## AVAILABLE RECORDS
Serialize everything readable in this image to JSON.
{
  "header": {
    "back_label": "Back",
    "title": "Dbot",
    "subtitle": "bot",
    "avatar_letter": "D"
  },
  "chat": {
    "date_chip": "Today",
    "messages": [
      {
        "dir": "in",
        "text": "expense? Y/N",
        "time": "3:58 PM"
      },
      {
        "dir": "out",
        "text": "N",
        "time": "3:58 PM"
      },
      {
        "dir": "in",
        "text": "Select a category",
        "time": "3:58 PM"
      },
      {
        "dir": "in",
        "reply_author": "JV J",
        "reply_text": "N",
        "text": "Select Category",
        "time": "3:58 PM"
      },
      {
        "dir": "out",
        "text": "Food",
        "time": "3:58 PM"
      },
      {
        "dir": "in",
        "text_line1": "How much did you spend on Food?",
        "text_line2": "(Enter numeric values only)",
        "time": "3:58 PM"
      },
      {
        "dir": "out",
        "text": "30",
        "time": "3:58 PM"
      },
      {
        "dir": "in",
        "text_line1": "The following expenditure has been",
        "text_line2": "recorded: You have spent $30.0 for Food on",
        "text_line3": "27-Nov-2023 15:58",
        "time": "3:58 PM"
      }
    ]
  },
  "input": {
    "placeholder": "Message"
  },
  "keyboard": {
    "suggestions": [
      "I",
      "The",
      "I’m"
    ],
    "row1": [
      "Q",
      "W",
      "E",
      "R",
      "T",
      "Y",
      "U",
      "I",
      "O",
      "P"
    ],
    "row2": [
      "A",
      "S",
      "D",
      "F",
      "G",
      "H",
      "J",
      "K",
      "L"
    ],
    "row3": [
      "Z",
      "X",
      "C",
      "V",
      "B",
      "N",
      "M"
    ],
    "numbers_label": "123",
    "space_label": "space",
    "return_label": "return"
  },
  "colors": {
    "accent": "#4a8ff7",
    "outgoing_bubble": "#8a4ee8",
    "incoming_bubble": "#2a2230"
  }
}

## GOAL OF THE EXERCISE
Send back every record, precisely as written.

## RESPONSE
Serialize everything readable in this image to JSON.
{
  "header": {
    "back_label": "Back",
    "title": "Dbot",
    "subtitle": "bot",
    "avatar_letter": "D"
  },
  "chat": {
    "date_chip": "Today",
    "messages": [
      {
        "dir": "in",
        "text": "expense? Y/N",
        "time": "3:58 PM"
      },
      {
        "dir": "out",
        "text": "N",
        "time": "3:58 PM"
      },
      {
        "dir": "in",
        "text": "Select a category",
        "time": "3:58 PM"
      },
      {
        "dir": "in",
        "reply_author": "JV J",
        "reply_text": "N",
        "text": "Select Category",
        "time": "3:58 PM"
      },
      {
        "dir": "out",
        "text": "Food",
        "time": "3:58 PM"
      },
      {
        "dir": "in",
        "text_line1": "How much did you spend on Food?",
        "text_line2": "(Enter numeric values only)",
        "time": "3:58 PM"
      },
      {
        "dir": "out",
        "text": "30",
        "time": "3:58 PM"
      },
      {
        "dir": "in",
        "text_line1": "The following expenditure has been",
        "text_line2": "recorded: You have spent $30.0 for Food on",
        "text_line3": "27-Nov-2023 15:58",
        "time": "3:58 PM"
      }
    ]
  },
  "input": {
    "placeholder": "Message"
  },
  "keyboard": {
    "suggestions": [
      "I",
      "The",
      "I’m"
    ],
    "row1": [
      "Q",
      "W",
      "E",
      "R",
      "T",
      "Y",
      "U",
      "I",
      "O",
      "P"
    ],
    "row2": [
      "A",
      "S",
      "D",
      "F",
      "G",
      "H",
      "J",
      "K",
      "L"
    ],
    "row3": [
      "Z",
      "X",
      "C",
      "V",
      "B",
      "N",
      "M"
    ],
    "numbers_label": "123",
    "space_label": "space",
    "return_label": "return"
  },
  "colors": {
    "accent": "#4a8ff7",
    "outgoing_bubble": "#8a4ee8",
    "incoming_bubble": "#2a2230"
  }
}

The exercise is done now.